-- START OF TASK DATA --

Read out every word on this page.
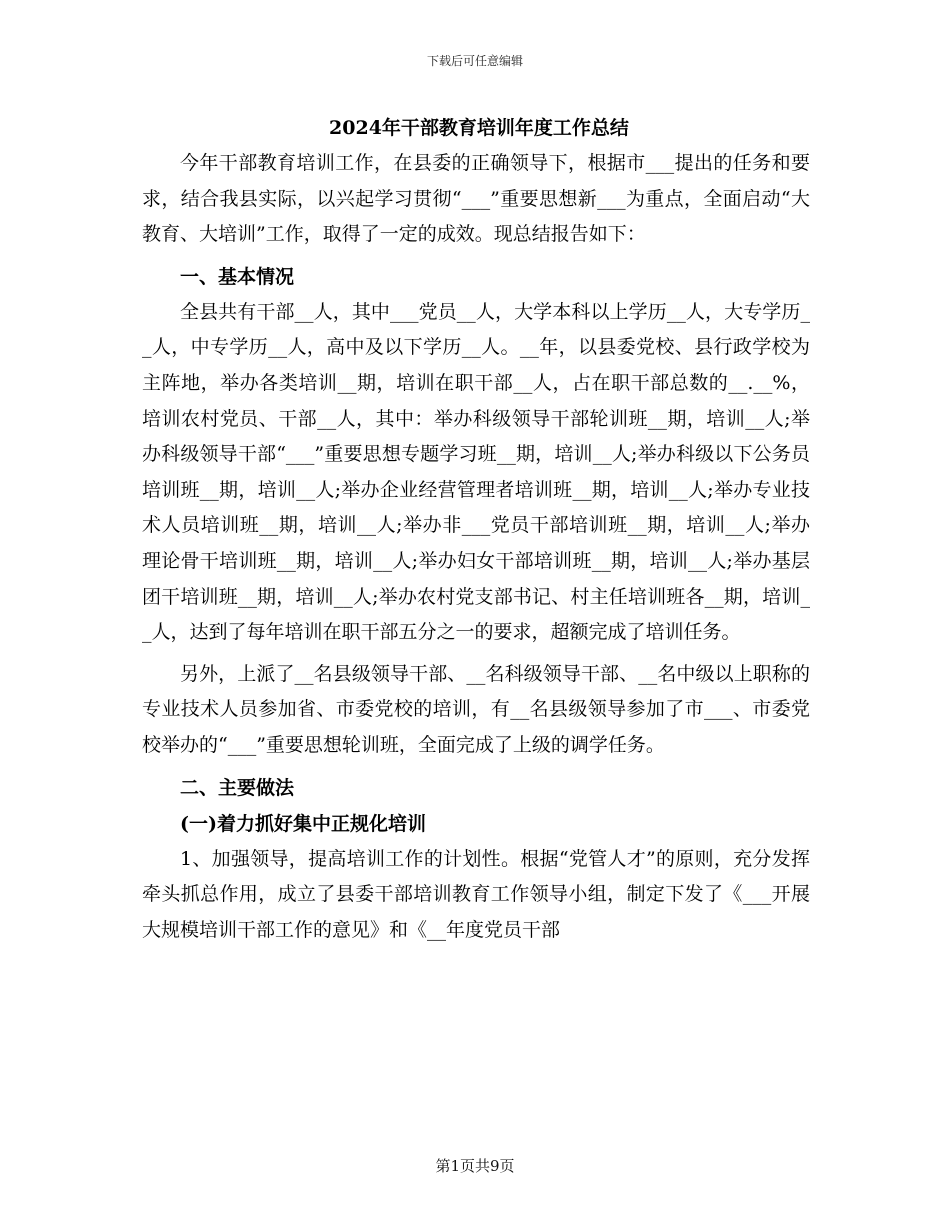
下载后可任意编辑
2024年干部教育培训年度工作总结

今年干部教育培训工作，在县委的正确领导下，根据市___提出的任务和要求，结合我县实际，以兴起学习贯彻“___”重要思想新___为重点，全面启动“大教育、大培训”工作，取得了一定的成效。现总结报告如下：

一、基本情况

全县共有干部__人，其中___党员__人，大学本科以上学历__人，大专学历__人，中专学历__人，高中及以下学历__人。__年，以县委党校、县行政学校为主阵地，举办各类培训__期，培训在职干部__人，占在职干部总数的__.__%，培训农村党员、干部__人，其中：举办科级领导干部轮训班__期，培训__人;举办科级领导干部“___”重要思想专题学习班__期，培训__人;举办科级以下公务员培训班__期，培训__人;举办企业经营管理者培训班__期，培训__人;举办专业技术人员培训班__期，培训__人;举办非___党员干部培训班__期，培训__人;举办理论骨干培训班__期，培训__人;举办妇女干部培训班__期，培训__人;举办基层团干培训班__期，培训__人;举办农村党支部书记、村主任培训班各__期，培训__人，达到了每年培训在职干部五分之一的要求，超额完成了培训任务。

另外，上派了__名县级领导干部、__名科级领导干部、__名中级以上职称的专业技术人员参加省、市委党校的培训，有__名县级领导参加了市___、市委党校举办的“___”重要思想轮训班，全面完成了上级的调学任务。

二、主要做法
(一)着力抓好集中正规化培训

1、加强领导，提高培训工作的计划性。根据“党管人才”的原则，充分发挥牵头抓总作用，成立了县委干部培训教育工作领导小组，制定下发了《___开展大规模培训干部工作的意见》和《__年度党员干部

第1页共9页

-- END OF TASK DATA --

Repeat all of the records verbatim, leaving out the pictures.

Read out every word on this page.
下载后可任意编辑
2024年干部教育培训年度工作总结

今年干部教育培训工作，在县委的正确领导下，根据市___提出的任务和要求，结合我县实际，以兴起学习贯彻“___”重要思想新___为重点，全面启动“大教育、大培训”工作，取得了一定的成效。现总结报告如下：

一、基本情况

全县共有干部__人，其中___党员__人，大学本科以上学历__人，大专学历__人，中专学历__人，高中及以下学历__人。__年，以县委党校、县行政学校为主阵地，举办各类培训__期，培训在职干部__人，占在职干部总数的__.__%，培训农村党员、干部__人，其中：举办科级领导干部轮训班__期，培训__人;举办科级领导干部“___”重要思想专题学习班__期，培训__人;举办科级以下公务员培训班__期，培训__人;举办企业经营管理者培训班__期，培训__人;举办专业技术人员培训班__期，培训__人;举办非___党员干部培训班__期，培训__人;举办理论骨干培训班__期，培训__人;举办妇女干部培训班__期，培训__人;举办基层团干培训班__期，培训__人;举办农村党支部书记、村主任培训班各__期，培训__人，达到了每年培训在职干部五分之一的要求，超额完成了培训任务。

另外，上派了__名县级领导干部、__名科级领导干部、__名中级以上职称的专业技术人员参加省、市委党校的培训，有__名县级领导参加了市___、市委党校举办的“___”重要思想轮训班，全面完成了上级的调学任务。

二、主要做法
(一)着力抓好集中正规化培训

1、加强领导，提高培训工作的计划性。根据“党管人才”的原则，充分发挥牵头抓总作用，成立了县委干部培训教育工作领导小组，制定下发了《___开展大规模培训干部工作的意见》和《__年度党员干部

第1页共9页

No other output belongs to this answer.